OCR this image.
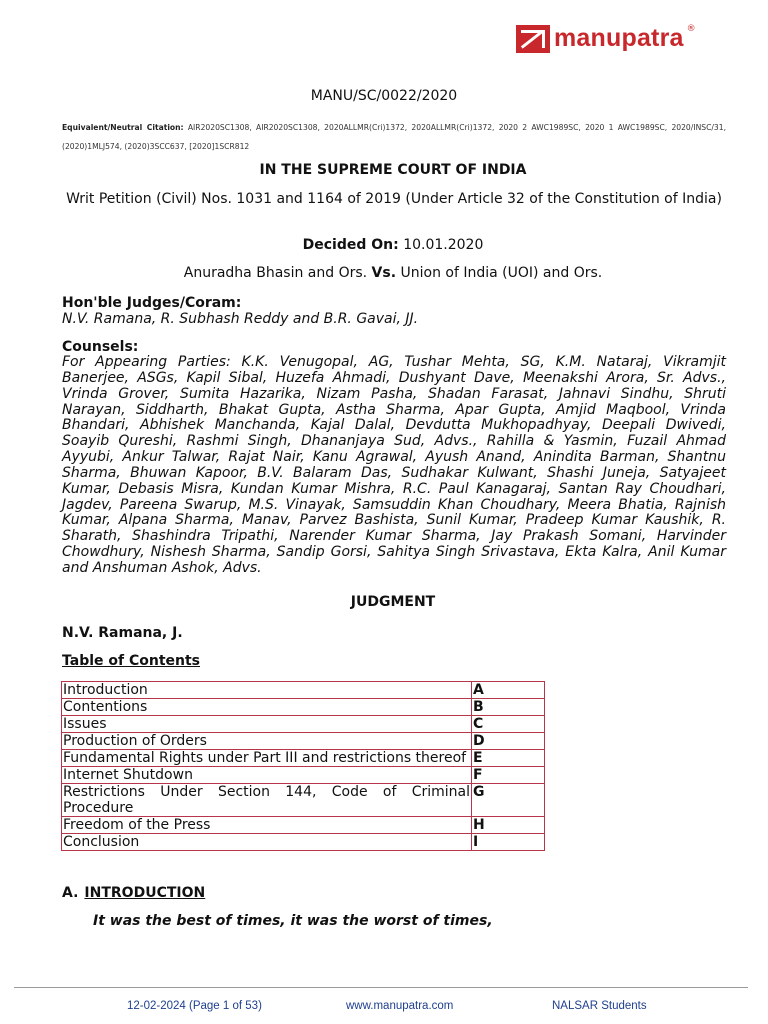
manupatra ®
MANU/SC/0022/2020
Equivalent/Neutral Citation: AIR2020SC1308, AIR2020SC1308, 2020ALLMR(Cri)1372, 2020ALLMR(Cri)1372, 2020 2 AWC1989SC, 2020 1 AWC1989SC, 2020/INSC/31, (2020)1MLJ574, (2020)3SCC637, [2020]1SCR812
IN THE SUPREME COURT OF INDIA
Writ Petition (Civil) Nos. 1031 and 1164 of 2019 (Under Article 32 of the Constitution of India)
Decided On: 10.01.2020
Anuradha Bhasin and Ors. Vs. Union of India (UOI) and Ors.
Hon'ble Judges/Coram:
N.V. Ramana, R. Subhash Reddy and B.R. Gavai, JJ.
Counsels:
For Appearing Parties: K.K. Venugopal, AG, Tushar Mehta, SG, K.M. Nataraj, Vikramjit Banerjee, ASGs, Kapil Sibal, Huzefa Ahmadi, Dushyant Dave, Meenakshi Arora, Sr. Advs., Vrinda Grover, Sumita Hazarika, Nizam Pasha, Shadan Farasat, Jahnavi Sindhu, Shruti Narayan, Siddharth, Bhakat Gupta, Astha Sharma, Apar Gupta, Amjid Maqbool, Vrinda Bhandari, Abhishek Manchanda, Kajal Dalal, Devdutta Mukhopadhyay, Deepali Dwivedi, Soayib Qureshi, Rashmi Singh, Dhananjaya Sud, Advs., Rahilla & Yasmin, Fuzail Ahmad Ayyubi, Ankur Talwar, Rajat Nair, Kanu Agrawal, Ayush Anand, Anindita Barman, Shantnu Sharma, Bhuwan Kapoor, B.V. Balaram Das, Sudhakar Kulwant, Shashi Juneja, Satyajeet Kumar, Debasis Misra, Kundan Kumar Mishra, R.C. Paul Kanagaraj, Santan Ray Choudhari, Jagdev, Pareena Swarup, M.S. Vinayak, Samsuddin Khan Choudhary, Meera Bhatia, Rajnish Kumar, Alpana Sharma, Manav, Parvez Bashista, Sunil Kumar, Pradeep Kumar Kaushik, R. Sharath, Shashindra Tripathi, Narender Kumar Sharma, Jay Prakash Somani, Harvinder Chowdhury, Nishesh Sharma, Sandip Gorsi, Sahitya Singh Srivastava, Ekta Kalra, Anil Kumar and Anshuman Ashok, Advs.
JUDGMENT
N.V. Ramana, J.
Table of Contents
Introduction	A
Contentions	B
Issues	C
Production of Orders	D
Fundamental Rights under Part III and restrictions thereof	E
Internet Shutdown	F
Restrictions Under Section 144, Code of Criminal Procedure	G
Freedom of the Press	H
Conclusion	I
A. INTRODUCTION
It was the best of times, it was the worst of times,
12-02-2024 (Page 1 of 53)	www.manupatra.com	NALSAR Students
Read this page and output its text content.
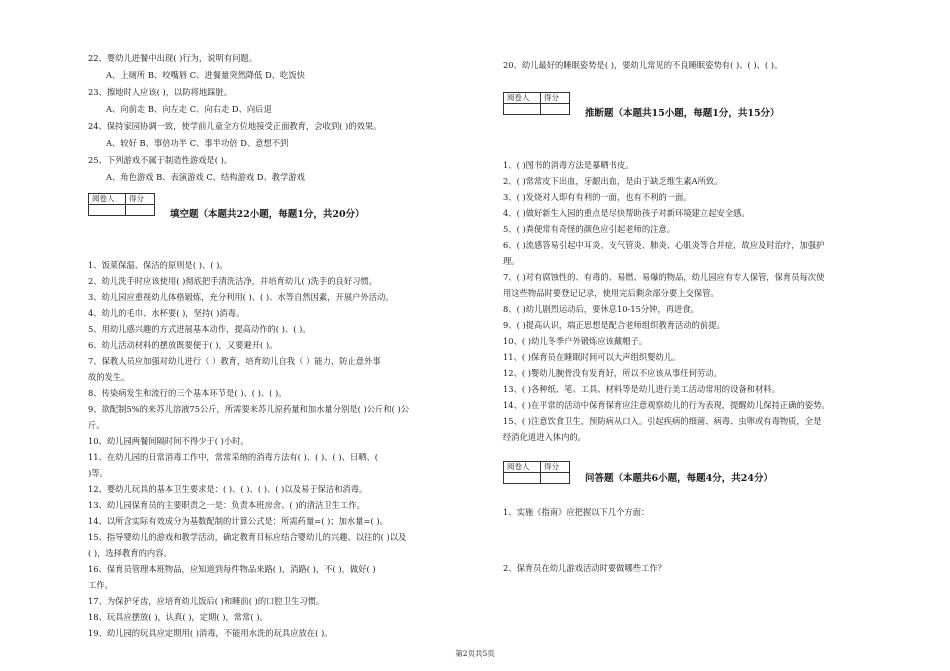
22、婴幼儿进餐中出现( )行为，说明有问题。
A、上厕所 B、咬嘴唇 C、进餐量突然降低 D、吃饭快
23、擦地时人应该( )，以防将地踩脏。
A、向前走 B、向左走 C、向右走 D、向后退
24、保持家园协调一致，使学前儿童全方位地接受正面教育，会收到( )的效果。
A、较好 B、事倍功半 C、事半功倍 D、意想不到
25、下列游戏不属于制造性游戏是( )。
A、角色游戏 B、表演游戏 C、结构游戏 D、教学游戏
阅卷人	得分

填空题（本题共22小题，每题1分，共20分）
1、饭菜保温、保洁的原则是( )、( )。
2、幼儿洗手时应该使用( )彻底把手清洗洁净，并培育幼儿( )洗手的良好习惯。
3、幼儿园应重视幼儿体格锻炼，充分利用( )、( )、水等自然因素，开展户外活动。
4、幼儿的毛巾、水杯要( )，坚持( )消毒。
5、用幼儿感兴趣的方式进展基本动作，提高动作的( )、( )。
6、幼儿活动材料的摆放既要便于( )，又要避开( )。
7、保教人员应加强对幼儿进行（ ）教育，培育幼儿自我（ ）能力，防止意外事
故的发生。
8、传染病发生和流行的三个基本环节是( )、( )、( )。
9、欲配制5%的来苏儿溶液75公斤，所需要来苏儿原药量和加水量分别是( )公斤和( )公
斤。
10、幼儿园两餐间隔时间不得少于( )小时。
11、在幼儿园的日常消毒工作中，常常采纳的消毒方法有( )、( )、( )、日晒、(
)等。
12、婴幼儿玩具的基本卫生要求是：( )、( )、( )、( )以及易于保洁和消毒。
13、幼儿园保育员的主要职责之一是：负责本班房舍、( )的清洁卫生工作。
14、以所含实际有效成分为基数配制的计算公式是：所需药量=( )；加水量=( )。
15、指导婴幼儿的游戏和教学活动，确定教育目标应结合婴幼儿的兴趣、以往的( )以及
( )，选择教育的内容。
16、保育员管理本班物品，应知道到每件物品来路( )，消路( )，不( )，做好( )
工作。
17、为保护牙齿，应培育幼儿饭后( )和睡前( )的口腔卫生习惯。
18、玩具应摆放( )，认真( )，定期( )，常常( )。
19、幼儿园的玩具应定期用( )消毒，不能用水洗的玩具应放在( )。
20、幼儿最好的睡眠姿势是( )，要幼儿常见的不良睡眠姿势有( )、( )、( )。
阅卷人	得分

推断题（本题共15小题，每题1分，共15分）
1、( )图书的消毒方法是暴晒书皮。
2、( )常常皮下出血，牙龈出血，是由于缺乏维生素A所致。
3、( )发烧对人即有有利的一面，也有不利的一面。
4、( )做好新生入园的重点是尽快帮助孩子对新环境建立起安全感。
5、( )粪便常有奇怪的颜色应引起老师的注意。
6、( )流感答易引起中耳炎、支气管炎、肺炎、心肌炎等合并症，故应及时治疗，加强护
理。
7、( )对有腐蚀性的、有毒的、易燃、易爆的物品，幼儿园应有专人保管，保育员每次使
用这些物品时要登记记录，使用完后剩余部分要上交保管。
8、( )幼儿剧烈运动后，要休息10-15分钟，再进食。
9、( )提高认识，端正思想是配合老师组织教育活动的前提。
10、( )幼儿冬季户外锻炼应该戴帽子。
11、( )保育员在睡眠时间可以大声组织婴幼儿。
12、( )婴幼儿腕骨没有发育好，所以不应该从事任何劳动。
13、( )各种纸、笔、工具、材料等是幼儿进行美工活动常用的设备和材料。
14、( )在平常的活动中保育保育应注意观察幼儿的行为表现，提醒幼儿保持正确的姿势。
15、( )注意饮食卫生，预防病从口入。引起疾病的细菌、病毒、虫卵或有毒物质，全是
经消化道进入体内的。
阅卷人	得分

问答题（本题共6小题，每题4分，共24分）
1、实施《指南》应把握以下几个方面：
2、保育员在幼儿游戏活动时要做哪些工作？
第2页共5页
————
Task to carry out
Count every line in the listing above that holds "manupatra", then report only the count.

Answer for this exercise
2